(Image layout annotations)
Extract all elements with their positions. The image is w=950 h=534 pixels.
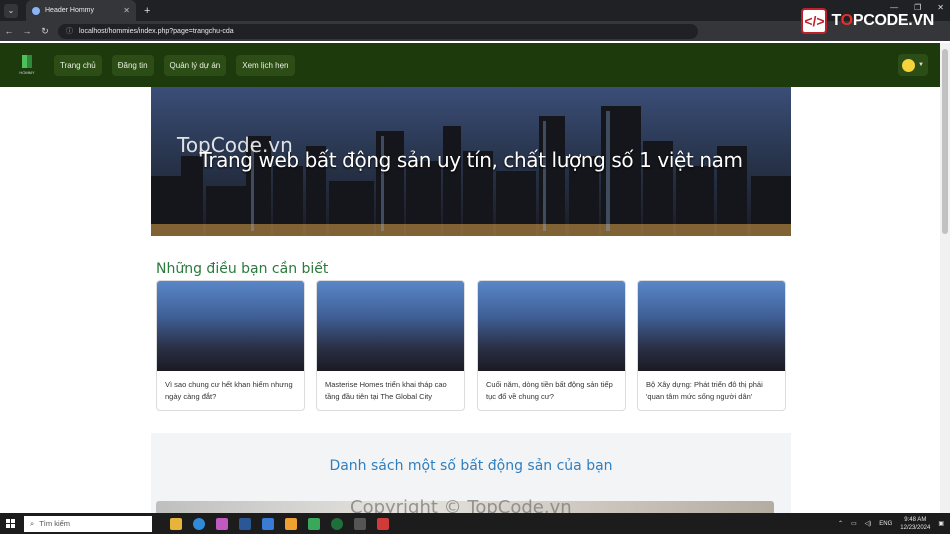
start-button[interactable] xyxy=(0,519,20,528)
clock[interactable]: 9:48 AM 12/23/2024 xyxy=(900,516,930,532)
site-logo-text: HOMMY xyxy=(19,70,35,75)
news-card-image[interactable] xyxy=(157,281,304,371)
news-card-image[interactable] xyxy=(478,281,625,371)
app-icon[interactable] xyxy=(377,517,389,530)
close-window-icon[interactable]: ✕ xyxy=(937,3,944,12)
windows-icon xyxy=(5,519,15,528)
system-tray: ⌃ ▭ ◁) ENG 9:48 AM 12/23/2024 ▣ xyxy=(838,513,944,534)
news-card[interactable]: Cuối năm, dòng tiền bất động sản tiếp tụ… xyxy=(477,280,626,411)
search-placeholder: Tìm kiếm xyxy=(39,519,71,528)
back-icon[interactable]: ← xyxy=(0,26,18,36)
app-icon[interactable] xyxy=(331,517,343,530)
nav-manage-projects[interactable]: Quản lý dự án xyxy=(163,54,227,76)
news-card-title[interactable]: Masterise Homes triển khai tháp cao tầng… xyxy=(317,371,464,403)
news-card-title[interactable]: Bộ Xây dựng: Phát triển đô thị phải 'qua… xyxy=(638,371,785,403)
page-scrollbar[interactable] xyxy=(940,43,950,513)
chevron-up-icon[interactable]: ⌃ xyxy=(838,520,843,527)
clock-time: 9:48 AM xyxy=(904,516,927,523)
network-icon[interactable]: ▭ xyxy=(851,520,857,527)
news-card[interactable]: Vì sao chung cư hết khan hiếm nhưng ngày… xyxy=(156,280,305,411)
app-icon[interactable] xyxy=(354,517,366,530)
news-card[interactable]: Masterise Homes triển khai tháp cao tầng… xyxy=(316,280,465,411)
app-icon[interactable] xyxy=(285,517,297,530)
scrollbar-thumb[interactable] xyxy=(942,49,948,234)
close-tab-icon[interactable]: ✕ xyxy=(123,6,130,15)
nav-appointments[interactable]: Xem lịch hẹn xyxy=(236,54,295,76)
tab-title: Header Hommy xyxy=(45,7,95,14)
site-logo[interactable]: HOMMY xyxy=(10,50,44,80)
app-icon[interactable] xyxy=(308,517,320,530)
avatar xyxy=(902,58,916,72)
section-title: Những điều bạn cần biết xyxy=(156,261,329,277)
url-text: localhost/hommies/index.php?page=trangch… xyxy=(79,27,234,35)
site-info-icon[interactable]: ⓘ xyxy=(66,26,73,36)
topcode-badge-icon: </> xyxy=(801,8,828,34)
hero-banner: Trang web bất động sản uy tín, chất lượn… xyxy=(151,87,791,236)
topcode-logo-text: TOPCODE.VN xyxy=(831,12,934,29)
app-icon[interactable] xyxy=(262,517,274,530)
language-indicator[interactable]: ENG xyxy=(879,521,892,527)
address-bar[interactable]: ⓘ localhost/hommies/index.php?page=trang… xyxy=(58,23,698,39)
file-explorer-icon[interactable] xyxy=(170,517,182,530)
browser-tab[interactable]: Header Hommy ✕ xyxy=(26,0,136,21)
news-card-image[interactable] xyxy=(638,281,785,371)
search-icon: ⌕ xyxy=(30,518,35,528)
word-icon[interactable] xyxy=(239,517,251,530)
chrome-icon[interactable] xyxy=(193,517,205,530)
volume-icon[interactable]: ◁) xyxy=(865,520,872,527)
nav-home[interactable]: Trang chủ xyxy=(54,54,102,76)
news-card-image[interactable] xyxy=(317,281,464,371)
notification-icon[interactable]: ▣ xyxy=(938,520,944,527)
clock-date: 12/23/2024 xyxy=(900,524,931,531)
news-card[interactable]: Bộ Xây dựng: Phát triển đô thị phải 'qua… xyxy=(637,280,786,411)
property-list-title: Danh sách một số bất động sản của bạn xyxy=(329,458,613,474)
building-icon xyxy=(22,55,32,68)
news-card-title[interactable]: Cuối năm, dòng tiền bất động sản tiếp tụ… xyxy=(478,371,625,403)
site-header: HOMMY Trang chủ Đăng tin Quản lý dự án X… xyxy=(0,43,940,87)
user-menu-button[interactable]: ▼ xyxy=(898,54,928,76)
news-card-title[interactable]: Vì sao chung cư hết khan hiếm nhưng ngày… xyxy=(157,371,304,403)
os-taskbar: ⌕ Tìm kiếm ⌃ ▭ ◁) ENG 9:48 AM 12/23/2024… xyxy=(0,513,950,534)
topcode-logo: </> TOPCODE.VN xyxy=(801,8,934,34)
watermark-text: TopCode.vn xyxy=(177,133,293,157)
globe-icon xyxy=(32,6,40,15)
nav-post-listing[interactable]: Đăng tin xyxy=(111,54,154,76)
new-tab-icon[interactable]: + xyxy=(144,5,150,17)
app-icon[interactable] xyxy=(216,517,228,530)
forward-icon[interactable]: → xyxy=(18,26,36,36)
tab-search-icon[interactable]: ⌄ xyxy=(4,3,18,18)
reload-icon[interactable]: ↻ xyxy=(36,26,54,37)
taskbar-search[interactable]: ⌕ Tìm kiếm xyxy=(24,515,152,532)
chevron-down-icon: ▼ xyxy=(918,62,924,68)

--

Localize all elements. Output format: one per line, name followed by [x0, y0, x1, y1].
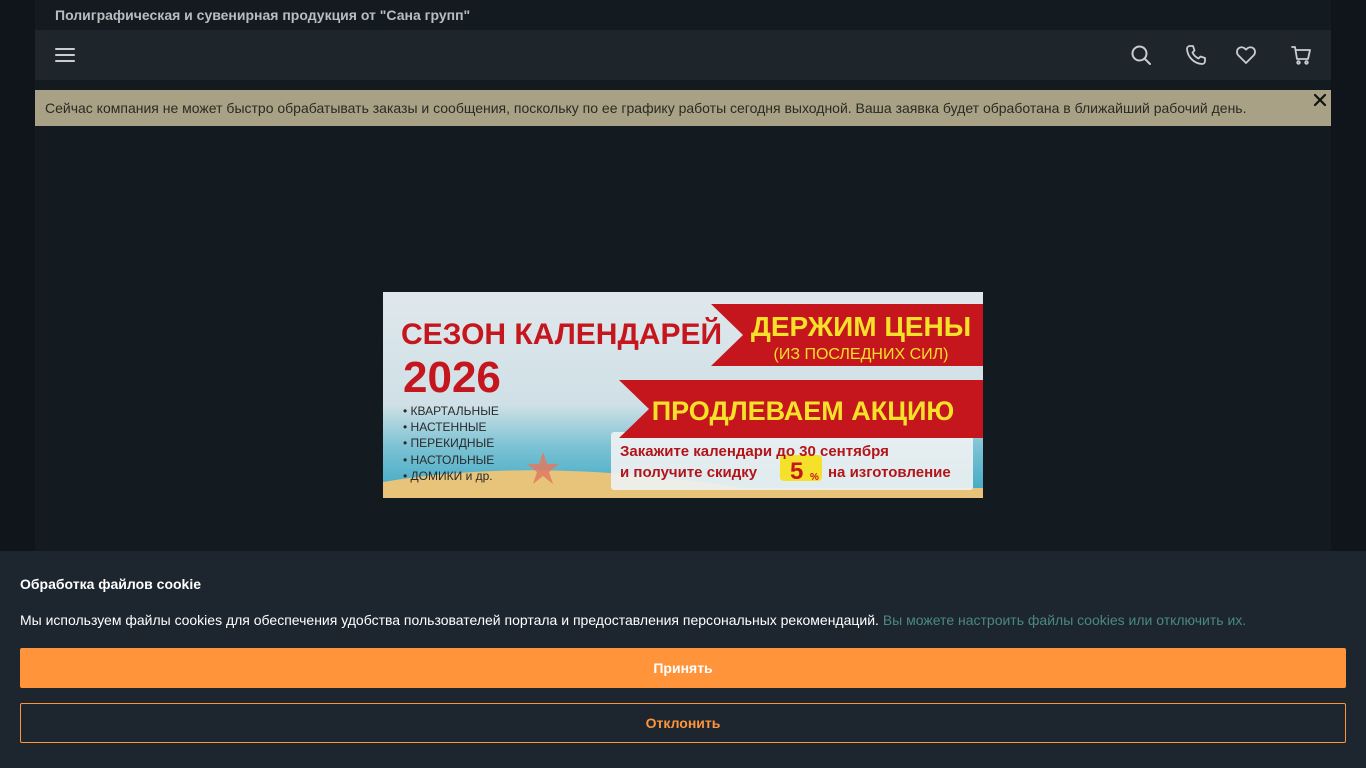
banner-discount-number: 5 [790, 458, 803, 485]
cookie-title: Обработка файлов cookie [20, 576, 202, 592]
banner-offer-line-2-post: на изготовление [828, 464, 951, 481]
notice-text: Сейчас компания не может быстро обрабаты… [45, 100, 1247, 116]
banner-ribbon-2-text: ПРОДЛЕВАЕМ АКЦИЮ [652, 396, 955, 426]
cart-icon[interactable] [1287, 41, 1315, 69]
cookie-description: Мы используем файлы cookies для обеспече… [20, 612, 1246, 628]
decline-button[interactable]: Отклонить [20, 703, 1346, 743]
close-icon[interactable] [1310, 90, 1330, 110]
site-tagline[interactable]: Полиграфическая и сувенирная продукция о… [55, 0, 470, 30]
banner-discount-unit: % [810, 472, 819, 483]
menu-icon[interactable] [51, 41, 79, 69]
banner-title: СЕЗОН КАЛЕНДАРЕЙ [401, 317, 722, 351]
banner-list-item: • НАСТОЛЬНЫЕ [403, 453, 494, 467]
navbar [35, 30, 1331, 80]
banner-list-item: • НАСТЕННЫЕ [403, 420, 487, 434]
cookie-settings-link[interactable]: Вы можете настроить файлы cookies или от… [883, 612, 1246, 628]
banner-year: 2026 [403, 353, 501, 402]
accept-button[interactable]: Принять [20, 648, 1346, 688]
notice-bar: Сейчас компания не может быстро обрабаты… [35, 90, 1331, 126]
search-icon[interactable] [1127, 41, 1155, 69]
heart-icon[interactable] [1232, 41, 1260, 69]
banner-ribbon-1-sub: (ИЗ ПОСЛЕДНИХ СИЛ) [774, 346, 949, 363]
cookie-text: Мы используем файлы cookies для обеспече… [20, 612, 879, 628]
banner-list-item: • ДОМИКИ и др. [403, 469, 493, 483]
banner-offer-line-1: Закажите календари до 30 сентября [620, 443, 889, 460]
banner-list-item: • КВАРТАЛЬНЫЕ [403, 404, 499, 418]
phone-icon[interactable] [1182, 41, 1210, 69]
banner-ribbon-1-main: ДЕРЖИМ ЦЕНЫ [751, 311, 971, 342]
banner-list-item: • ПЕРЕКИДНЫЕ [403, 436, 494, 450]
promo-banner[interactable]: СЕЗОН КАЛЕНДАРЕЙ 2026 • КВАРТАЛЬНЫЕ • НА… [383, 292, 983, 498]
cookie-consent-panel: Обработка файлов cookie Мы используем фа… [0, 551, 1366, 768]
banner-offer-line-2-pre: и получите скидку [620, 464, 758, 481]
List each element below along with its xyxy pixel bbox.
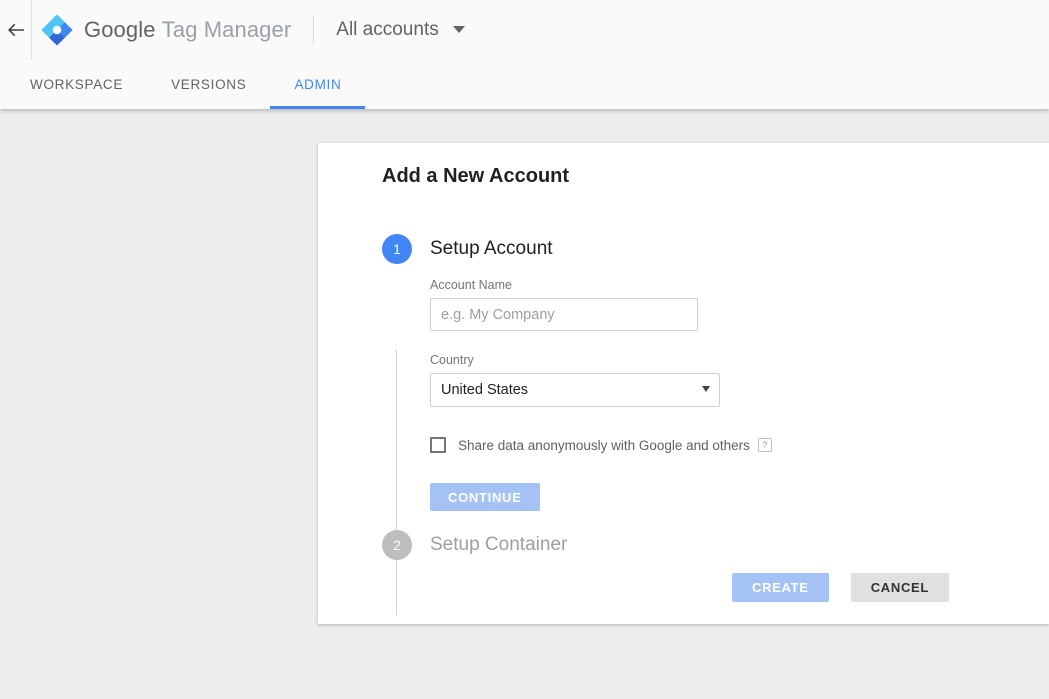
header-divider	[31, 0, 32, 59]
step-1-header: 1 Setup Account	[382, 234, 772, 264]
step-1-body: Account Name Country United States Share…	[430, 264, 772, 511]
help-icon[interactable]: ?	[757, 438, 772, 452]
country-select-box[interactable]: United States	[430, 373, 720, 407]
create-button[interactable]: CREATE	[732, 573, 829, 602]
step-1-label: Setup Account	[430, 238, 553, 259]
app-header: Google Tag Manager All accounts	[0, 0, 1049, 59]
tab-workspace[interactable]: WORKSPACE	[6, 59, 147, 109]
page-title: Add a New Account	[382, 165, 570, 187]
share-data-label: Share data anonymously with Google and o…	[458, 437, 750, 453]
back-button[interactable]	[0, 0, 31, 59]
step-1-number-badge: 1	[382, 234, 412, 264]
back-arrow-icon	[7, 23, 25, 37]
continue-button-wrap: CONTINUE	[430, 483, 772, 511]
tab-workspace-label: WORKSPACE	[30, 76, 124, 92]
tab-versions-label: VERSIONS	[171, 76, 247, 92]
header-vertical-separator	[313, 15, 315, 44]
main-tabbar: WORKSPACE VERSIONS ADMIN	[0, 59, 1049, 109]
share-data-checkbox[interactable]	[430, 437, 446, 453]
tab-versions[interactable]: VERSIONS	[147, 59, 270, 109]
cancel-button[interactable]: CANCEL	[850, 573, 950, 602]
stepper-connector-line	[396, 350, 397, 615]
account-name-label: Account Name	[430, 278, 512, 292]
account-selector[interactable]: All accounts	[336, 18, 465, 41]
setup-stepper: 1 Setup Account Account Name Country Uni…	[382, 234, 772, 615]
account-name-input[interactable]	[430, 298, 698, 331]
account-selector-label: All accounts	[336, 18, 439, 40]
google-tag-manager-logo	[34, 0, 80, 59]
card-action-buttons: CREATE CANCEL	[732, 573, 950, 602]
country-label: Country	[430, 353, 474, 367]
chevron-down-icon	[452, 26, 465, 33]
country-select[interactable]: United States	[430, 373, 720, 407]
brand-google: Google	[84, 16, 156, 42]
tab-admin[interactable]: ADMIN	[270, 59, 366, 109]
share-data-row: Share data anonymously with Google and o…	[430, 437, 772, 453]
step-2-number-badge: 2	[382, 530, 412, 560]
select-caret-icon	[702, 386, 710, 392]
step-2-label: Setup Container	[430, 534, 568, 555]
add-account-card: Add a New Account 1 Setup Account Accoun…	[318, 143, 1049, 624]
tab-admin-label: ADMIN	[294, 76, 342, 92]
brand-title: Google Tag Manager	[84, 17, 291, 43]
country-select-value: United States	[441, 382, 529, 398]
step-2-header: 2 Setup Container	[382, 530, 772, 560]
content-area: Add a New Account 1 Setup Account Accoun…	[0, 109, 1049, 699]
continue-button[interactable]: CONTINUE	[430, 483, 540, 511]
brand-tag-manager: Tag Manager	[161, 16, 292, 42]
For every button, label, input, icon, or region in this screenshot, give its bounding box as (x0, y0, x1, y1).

## What the exercise asks
Rewrite the lines as a numbered list, starting at the line that contains "start-button[interactable] xyxy=(0,519,20,528)" and ending at the line that contains "system-tray: ⌃ ▭", both included. Leave out any blank lines.

## Response below
1. start-button[interactable] xyxy=(0,519,20,528)
2. clock[interactable]: 9:48 AM 12/23/2024 xyxy=(900,516,930,532)
3. site-logo-text: HOMMY xyxy=(19,70,35,75)
4. news-card-image[interactable] xyxy=(157,281,304,371)
5. news-card-image[interactable] xyxy=(478,281,625,371)
6. app-icon[interactable] xyxy=(377,517,389,530)
7. close-window-icon[interactable]: ✕ xyxy=(937,3,944,12)
8. windows-icon xyxy=(5,519,15,528)
9. system-tray: ⌃ ▭ ◁) ENG 9:48 AM 12/23/2024 ▣ xyxy=(838,513,944,534)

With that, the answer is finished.